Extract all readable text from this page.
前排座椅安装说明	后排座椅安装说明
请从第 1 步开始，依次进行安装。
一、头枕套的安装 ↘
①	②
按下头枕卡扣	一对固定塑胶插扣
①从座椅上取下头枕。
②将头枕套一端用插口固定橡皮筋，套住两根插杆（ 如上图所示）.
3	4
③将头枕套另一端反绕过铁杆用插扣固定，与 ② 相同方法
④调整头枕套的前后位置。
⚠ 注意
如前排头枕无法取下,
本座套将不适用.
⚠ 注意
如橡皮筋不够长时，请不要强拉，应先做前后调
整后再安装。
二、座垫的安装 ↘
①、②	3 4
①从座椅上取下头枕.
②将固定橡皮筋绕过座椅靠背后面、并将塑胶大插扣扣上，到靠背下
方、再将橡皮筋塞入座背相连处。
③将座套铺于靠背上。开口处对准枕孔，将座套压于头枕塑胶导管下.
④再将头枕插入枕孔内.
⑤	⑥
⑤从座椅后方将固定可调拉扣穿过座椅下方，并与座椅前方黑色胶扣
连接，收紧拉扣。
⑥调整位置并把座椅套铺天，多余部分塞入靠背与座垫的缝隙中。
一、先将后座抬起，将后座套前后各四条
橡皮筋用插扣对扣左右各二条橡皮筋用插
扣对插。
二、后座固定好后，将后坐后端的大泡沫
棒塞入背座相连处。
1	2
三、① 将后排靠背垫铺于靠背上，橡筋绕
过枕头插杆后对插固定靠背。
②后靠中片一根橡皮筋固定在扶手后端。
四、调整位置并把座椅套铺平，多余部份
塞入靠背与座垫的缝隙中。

____

● TASK BRIEF
Retype all of the entries precisely as they are.

● COMPLETED EXERCISE
Extract all readable text from this page.
前排座椅安装说明	后排座椅安装说明
请从第 1 步开始，依次进行安装。
一、头枕套的安装 ↘
①	②
按下头枕卡扣	一对固定塑胶插扣
①从座椅上取下头枕。
②将头枕套一端用插口固定橡皮筋，套住两根插杆（ 如上图所示）.
3	4
③将头枕套另一端反绕过铁杆用插扣固定，与 ② 相同方法
④调整头枕套的前后位置。
⚠ 注意
如前排头枕无法取下,
本座套将不适用.
⚠ 注意
如橡皮筋不够长时，请不要强拉，应先做前后调
整后再安装。
二、座垫的安装 ↘
①、②	3 4
①从座椅上取下头枕.
②将固定橡皮筋绕过座椅靠背后面、并将塑胶大插扣扣上，到靠背下
方、再将橡皮筋塞入座背相连处。
③将座套铺于靠背上。开口处对准枕孔，将座套压于头枕塑胶导管下.
④再将头枕插入枕孔内.
⑤	⑥
⑤从座椅后方将固定可调拉扣穿过座椅下方，并与座椅前方黑色胶扣
连接，收紧拉扣。
⑥调整位置并把座椅套铺天，多余部分塞入靠背与座垫的缝隙中。
一、先将后座抬起，将后座套前后各四条
橡皮筋用插扣对扣左右各二条橡皮筋用插
扣对插。
二、后座固定好后，将后坐后端的大泡沫
棒塞入背座相连处。
1	2
三、① 将后排靠背垫铺于靠背上，橡筋绕
过枕头插杆后对插固定靠背。
②后靠中片一根橡皮筋固定在扶手后端。
四、调整位置并把座椅套铺平，多余部份
塞入靠背与座垫的缝隙中。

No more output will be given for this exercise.